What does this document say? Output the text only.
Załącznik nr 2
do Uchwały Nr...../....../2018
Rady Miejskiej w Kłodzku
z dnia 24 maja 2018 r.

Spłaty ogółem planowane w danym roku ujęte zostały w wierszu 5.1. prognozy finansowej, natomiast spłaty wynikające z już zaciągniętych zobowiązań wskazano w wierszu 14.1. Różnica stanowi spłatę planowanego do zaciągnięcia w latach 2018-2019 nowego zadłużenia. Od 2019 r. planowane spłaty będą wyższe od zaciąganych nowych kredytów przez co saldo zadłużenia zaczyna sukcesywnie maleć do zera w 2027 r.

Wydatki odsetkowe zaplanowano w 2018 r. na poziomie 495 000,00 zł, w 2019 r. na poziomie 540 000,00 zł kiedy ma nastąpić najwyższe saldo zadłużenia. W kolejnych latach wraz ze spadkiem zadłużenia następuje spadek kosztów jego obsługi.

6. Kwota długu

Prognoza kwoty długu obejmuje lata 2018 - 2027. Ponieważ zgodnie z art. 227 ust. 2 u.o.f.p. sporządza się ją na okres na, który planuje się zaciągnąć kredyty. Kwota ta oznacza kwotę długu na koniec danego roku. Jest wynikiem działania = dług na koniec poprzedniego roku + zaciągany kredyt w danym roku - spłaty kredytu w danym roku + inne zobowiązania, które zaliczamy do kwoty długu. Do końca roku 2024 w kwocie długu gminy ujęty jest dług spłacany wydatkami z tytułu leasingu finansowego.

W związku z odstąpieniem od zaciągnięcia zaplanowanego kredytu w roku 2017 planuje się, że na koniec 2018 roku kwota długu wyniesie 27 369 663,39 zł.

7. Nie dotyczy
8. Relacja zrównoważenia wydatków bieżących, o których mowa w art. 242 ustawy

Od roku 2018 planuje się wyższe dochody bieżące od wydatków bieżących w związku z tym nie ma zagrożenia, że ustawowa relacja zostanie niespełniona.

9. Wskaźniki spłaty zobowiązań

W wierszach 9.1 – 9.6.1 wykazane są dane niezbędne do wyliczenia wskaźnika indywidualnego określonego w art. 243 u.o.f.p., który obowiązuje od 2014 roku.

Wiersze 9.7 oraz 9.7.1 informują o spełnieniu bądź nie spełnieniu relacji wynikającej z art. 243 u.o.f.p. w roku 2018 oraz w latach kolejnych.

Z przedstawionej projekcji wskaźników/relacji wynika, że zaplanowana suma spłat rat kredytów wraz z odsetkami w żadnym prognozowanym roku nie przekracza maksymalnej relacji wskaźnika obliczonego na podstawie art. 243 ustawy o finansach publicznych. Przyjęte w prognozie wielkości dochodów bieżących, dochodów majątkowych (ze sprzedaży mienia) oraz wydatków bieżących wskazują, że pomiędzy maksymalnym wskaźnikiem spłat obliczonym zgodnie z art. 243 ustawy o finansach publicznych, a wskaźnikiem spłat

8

· · ·

- Given problem
Which lines of the data include "kredytów"? Copy each of them.

- Correct answer
Spłaty ogółem planowane w danym roku ujęte zostały w wierszu 5.1. prognozy finansowej, natomiast spłaty wynikające z już zaciągniętych zobowiązań wskazano w wierszu 14.1. Różnica stanowi spłatę planowanego do zaciągnięcia w latach 2018-2019 nowego zadłużenia. Od 2019 r. planowane spłaty będą wyższe od zaciąganych nowych kredytów przez co saldo zadłużenia zaczyna sukcesywnie maleć do zera w 2027 r.
Z przedstawionej projekcji wskaźników/relacji wynika, że zaplanowana suma spłat rat kredytów wraz z odsetkami w żadnym prognozowanym roku nie przekracza maksymalnej relacji wskaźnika obliczonego na podstawie art. 243 ustawy o finansach publicznych. Przyjęte w prognozie wielkości dochodów bieżących, dochodów majątkowych (ze sprzedaży mienia) oraz wydatków bieżących wskazują, że pomiędzy maksymalnym wskaźnikiem spłat obliczonym zgodnie z art. 243 ustawy o finansach publicznych, a wskaźnikiem spłat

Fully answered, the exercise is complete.